Collection entries:

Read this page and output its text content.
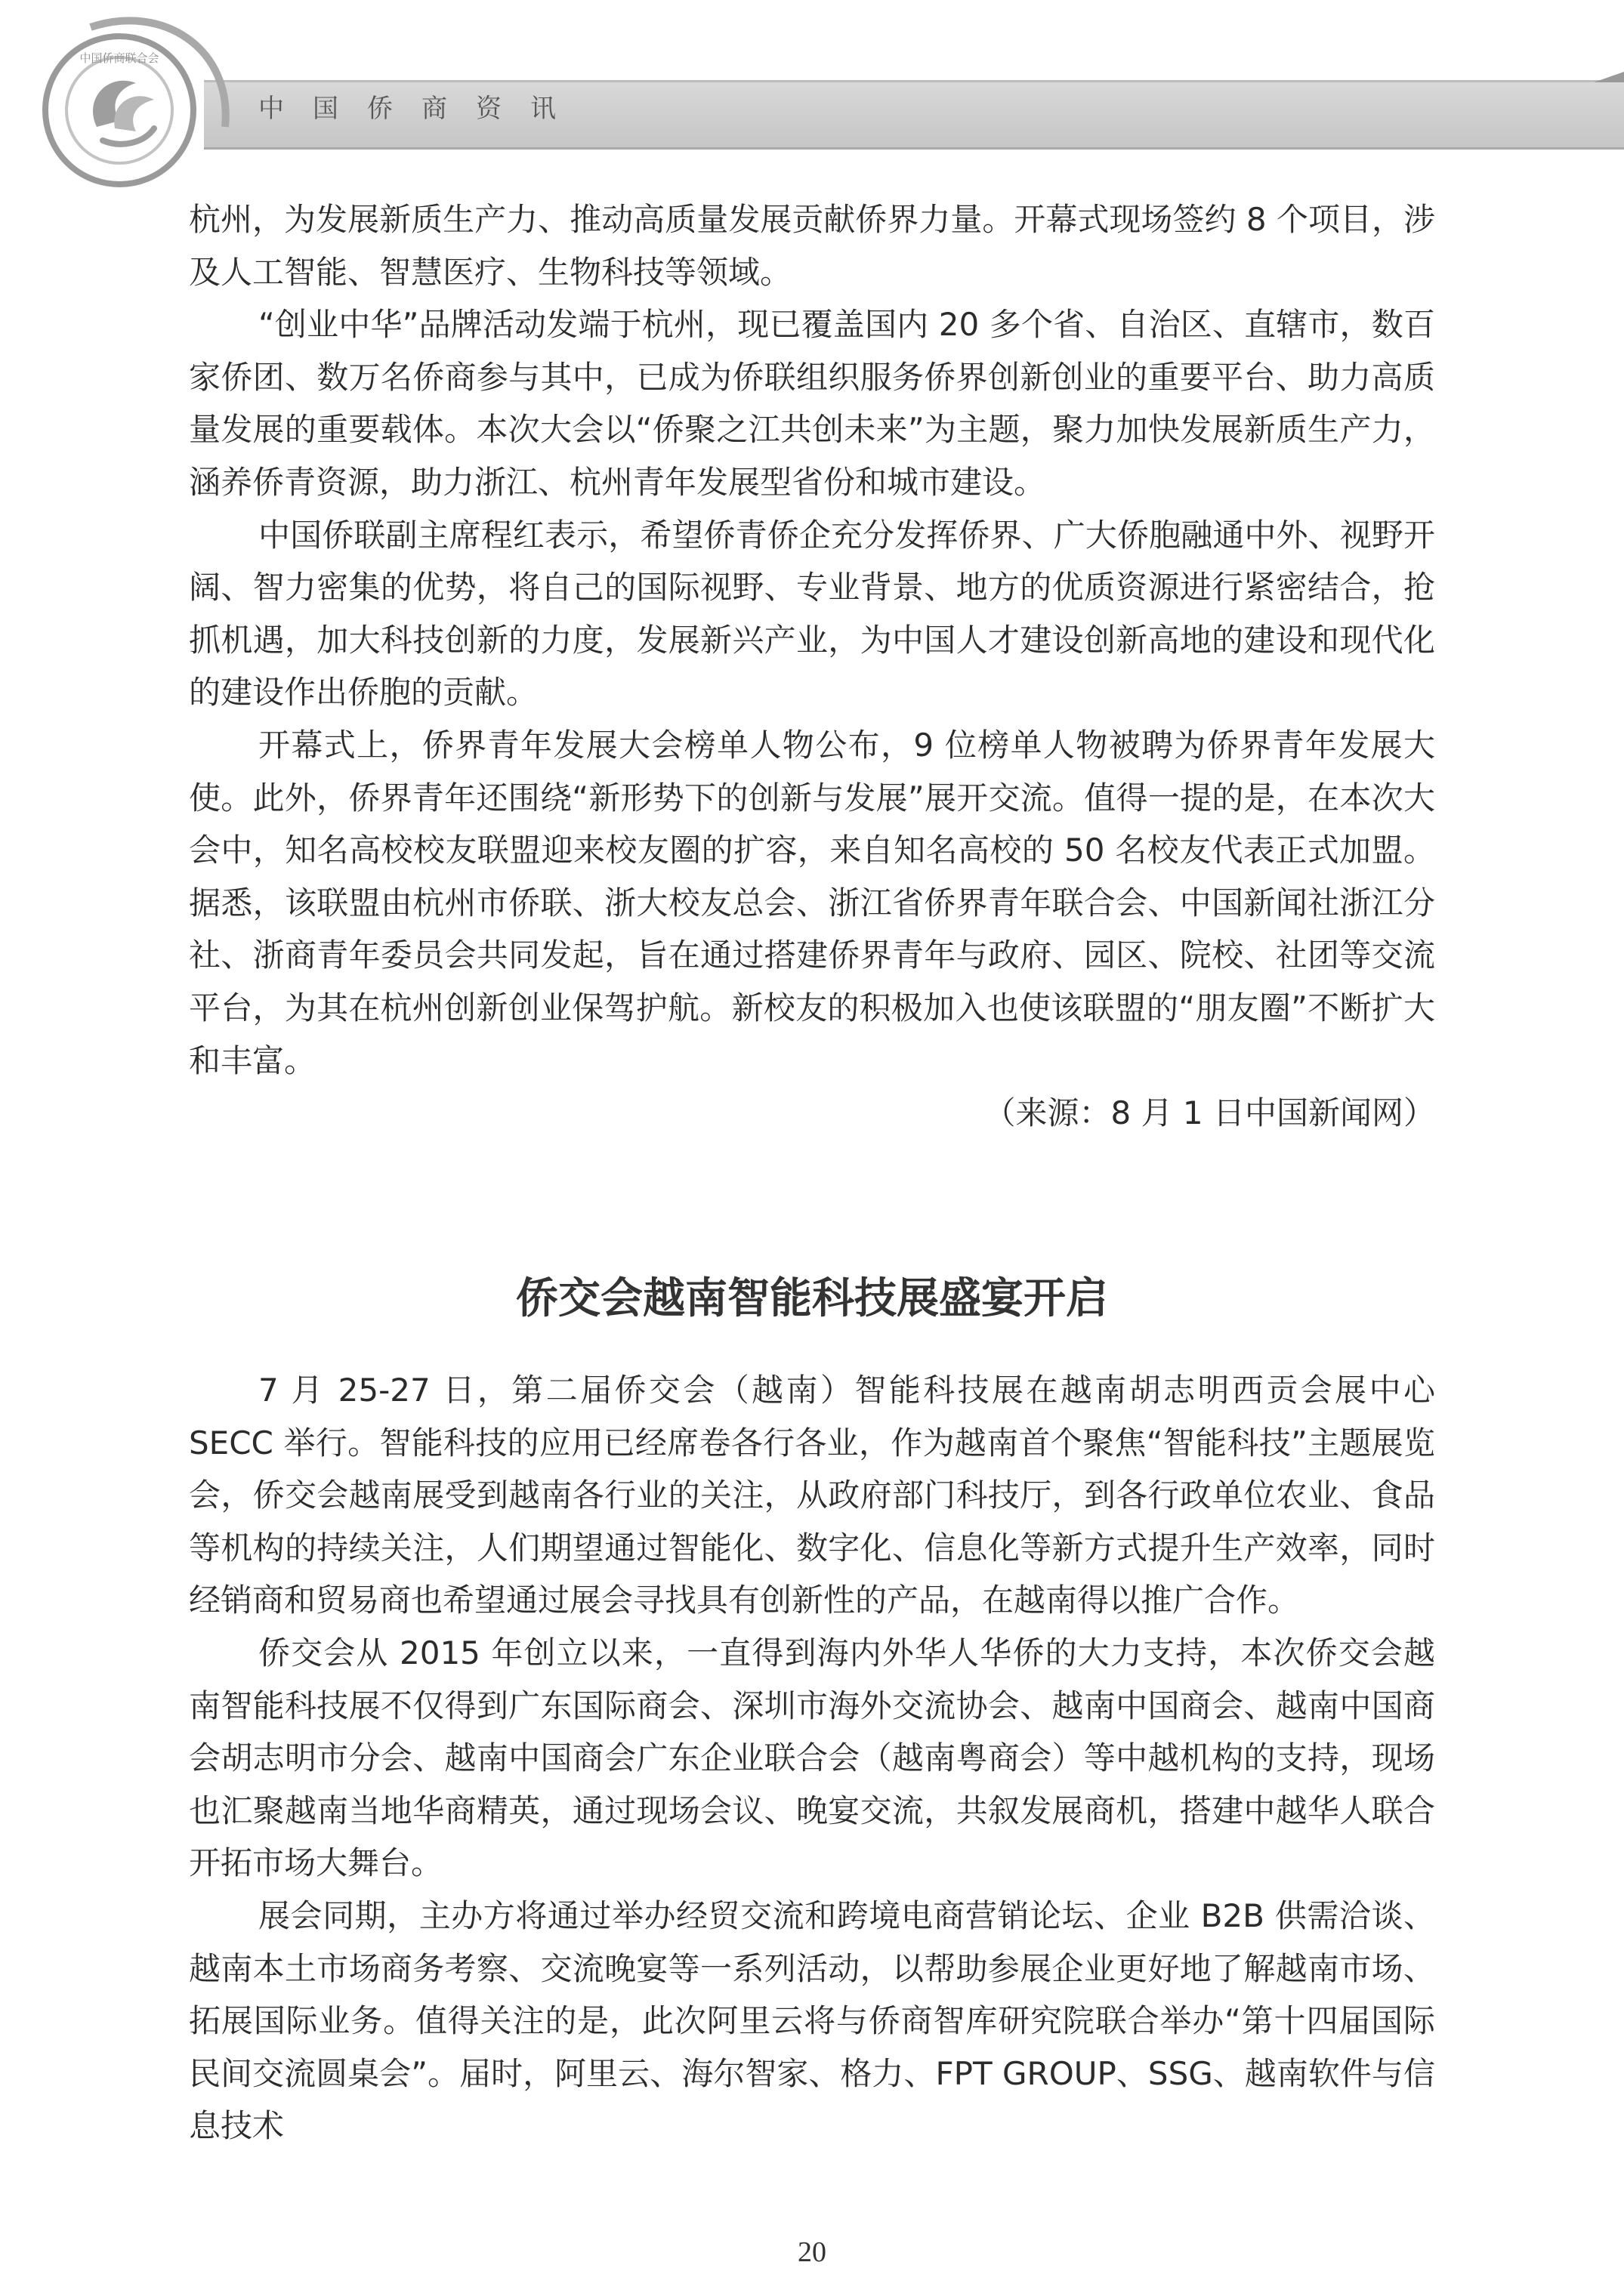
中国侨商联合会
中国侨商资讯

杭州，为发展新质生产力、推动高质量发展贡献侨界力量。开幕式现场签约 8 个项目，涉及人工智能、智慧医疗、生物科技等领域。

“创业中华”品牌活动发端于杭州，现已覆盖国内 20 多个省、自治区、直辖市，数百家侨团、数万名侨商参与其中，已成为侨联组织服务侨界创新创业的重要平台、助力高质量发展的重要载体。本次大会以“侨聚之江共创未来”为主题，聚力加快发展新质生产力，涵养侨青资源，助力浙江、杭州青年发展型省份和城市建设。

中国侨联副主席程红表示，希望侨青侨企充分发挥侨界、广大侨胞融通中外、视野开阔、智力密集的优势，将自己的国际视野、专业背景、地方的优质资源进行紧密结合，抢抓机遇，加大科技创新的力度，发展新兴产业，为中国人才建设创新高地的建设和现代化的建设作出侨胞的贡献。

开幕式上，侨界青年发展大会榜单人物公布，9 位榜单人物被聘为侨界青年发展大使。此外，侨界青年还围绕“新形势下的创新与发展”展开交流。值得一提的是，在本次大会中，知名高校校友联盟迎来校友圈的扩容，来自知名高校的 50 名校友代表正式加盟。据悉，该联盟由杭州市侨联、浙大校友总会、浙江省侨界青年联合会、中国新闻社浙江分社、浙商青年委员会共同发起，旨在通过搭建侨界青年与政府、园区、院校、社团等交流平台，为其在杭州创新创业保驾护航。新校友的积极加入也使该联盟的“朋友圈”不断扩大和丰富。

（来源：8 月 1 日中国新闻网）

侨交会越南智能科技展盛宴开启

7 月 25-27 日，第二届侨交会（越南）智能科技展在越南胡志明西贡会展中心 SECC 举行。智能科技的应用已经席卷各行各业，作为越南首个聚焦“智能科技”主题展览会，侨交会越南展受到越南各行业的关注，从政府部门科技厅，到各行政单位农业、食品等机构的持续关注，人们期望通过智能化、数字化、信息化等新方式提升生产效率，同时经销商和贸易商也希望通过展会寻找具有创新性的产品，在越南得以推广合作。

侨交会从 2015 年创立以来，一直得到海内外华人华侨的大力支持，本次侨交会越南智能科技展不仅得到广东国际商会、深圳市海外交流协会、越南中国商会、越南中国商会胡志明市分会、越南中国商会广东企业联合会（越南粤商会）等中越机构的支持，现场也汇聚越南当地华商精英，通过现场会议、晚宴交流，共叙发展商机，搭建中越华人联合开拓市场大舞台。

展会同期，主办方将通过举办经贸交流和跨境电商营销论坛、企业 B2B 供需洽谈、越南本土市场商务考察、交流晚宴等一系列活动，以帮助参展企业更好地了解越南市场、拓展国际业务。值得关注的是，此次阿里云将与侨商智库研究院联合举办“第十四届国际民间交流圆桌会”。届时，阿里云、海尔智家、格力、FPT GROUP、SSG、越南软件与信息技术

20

EXERCISE: Do not include images; quote all of the entries above exactly.

OUTPUT BELOW:
Read this page and output its text content.
中国侨商联合会
中国侨商资讯

杭州，为发展新质生产力、推动高质量发展贡献侨界力量。开幕式现场签约 8 个项目，涉及人工智能、智慧医疗、生物科技等领域。

“创业中华”品牌活动发端于杭州，现已覆盖国内 20 多个省、自治区、直辖市，数百家侨团、数万名侨商参与其中，已成为侨联组织服务侨界创新创业的重要平台、助力高质量发展的重要载体。本次大会以“侨聚之江共创未来”为主题，聚力加快发展新质生产力，涵养侨青资源，助力浙江、杭州青年发展型省份和城市建设。

中国侨联副主席程红表示，希望侨青侨企充分发挥侨界、广大侨胞融通中外、视野开阔、智力密集的优势，将自己的国际视野、专业背景、地方的优质资源进行紧密结合，抢抓机遇，加大科技创新的力度，发展新兴产业，为中国人才建设创新高地的建设和现代化的建设作出侨胞的贡献。

开幕式上，侨界青年发展大会榜单人物公布，9 位榜单人物被聘为侨界青年发展大使。此外，侨界青年还围绕“新形势下的创新与发展”展开交流。值得一提的是，在本次大会中，知名高校校友联盟迎来校友圈的扩容，来自知名高校的 50 名校友代表正式加盟。据悉，该联盟由杭州市侨联、浙大校友总会、浙江省侨界青年联合会、中国新闻社浙江分社、浙商青年委员会共同发起，旨在通过搭建侨界青年与政府、园区、院校、社团等交流平台，为其在杭州创新创业保驾护航。新校友的积极加入也使该联盟的“朋友圈”不断扩大和丰富。

（来源：8 月 1 日中国新闻网）

侨交会越南智能科技展盛宴开启

7 月 25-27 日，第二届侨交会（越南）智能科技展在越南胡志明西贡会展中心 SECC 举行。智能科技的应用已经席卷各行各业，作为越南首个聚焦“智能科技”主题展览会，侨交会越南展受到越南各行业的关注，从政府部门科技厅，到各行政单位农业、食品等机构的持续关注，人们期望通过智能化、数字化、信息化等新方式提升生产效率，同时经销商和贸易商也希望通过展会寻找具有创新性的产品，在越南得以推广合作。

侨交会从 2015 年创立以来，一直得到海内外华人华侨的大力支持，本次侨交会越南智能科技展不仅得到广东国际商会、深圳市海外交流协会、越南中国商会、越南中国商会胡志明市分会、越南中国商会广东企业联合会（越南粤商会）等中越机构的支持，现场也汇聚越南当地华商精英，通过现场会议、晚宴交流，共叙发展商机，搭建中越华人联合开拓市场大舞台。

展会同期，主办方将通过举办经贸交流和跨境电商营销论坛、企业 B2B 供需洽谈、越南本土市场商务考察、交流晚宴等一系列活动，以帮助参展企业更好地了解越南市场、拓展国际业务。值得关注的是，此次阿里云将与侨商智库研究院联合举办“第十四届国际民间交流圆桌会”。届时，阿里云、海尔智家、格力、FPT GROUP、SSG、越南软件与信息技术

20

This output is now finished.